Work required: Write the number of lines holding the word "this", and nothing else.

Supplied material:
--- BEGIN ---
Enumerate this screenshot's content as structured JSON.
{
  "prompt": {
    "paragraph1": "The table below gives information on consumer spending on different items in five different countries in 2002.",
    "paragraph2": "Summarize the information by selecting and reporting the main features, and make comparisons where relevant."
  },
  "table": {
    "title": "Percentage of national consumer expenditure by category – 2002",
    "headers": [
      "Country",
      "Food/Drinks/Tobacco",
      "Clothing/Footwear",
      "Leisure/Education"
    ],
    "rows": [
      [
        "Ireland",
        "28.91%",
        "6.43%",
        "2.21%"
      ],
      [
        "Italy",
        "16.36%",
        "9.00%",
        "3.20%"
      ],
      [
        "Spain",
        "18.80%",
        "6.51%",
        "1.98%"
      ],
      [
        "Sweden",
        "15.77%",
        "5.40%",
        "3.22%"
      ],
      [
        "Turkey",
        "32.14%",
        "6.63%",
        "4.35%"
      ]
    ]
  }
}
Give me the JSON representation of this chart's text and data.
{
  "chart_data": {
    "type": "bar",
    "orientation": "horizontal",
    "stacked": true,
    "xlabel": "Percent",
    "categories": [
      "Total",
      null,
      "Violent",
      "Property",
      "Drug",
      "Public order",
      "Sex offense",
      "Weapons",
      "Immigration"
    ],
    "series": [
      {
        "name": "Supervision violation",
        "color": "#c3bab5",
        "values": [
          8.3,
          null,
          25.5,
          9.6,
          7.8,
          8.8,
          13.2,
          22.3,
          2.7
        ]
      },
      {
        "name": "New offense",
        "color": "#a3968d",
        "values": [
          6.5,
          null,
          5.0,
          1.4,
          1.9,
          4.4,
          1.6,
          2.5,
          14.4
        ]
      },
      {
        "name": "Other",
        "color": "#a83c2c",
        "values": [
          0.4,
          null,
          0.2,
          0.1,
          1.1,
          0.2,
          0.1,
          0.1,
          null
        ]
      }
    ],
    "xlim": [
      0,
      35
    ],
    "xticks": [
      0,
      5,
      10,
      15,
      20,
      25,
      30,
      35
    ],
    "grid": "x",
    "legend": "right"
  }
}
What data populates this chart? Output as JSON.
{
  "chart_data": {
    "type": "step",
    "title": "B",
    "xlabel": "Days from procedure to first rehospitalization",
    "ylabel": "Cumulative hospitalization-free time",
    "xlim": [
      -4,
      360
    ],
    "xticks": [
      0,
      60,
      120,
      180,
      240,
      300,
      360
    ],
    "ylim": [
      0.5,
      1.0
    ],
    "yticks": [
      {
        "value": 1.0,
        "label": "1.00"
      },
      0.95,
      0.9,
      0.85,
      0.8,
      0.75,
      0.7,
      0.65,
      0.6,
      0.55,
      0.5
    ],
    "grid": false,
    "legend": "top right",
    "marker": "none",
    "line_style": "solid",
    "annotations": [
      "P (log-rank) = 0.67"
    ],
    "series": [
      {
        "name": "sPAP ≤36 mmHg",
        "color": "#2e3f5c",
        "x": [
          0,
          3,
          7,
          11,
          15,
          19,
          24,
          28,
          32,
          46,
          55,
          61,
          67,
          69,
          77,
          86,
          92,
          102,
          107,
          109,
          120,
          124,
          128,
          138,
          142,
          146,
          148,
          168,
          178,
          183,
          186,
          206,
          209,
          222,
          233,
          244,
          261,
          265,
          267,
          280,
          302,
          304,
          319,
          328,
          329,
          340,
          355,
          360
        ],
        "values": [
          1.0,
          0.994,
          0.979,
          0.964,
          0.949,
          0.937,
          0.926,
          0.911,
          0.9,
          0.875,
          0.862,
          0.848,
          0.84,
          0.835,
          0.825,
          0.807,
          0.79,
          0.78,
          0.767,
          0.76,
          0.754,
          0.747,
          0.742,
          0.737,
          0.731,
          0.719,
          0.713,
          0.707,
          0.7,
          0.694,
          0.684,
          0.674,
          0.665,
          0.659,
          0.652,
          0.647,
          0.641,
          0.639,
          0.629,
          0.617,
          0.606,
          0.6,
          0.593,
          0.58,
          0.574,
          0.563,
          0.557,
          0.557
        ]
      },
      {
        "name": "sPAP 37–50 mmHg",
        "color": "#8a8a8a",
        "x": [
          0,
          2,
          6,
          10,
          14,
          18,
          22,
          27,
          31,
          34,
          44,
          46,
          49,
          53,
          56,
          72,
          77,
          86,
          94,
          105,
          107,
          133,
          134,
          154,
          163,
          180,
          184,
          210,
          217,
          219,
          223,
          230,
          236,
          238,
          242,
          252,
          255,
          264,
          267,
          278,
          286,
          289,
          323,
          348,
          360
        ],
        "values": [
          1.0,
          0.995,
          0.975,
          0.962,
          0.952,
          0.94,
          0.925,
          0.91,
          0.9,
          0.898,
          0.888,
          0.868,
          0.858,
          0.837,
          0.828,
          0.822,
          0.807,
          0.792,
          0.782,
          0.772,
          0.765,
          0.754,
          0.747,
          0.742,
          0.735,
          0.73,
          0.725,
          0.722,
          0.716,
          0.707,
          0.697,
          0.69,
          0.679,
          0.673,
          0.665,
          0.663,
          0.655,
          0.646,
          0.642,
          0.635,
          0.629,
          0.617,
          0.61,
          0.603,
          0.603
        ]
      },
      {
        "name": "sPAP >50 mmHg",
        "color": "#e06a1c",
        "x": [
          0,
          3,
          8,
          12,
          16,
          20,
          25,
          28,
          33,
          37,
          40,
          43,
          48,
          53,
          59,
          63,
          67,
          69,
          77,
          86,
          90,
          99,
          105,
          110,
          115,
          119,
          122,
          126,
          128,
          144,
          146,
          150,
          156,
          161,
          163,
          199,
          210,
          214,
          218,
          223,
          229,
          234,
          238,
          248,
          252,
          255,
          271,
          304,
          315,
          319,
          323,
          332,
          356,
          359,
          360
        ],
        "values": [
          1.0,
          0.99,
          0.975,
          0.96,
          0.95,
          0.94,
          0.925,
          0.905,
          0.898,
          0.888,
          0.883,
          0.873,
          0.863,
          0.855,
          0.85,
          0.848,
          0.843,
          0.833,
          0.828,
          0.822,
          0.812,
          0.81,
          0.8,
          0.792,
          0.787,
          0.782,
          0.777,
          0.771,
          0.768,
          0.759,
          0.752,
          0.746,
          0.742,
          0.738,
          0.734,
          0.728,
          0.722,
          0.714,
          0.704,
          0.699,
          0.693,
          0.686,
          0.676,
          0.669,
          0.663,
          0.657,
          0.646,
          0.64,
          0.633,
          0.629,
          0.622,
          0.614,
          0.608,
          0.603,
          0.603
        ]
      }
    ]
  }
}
--- END ---
Full response: 3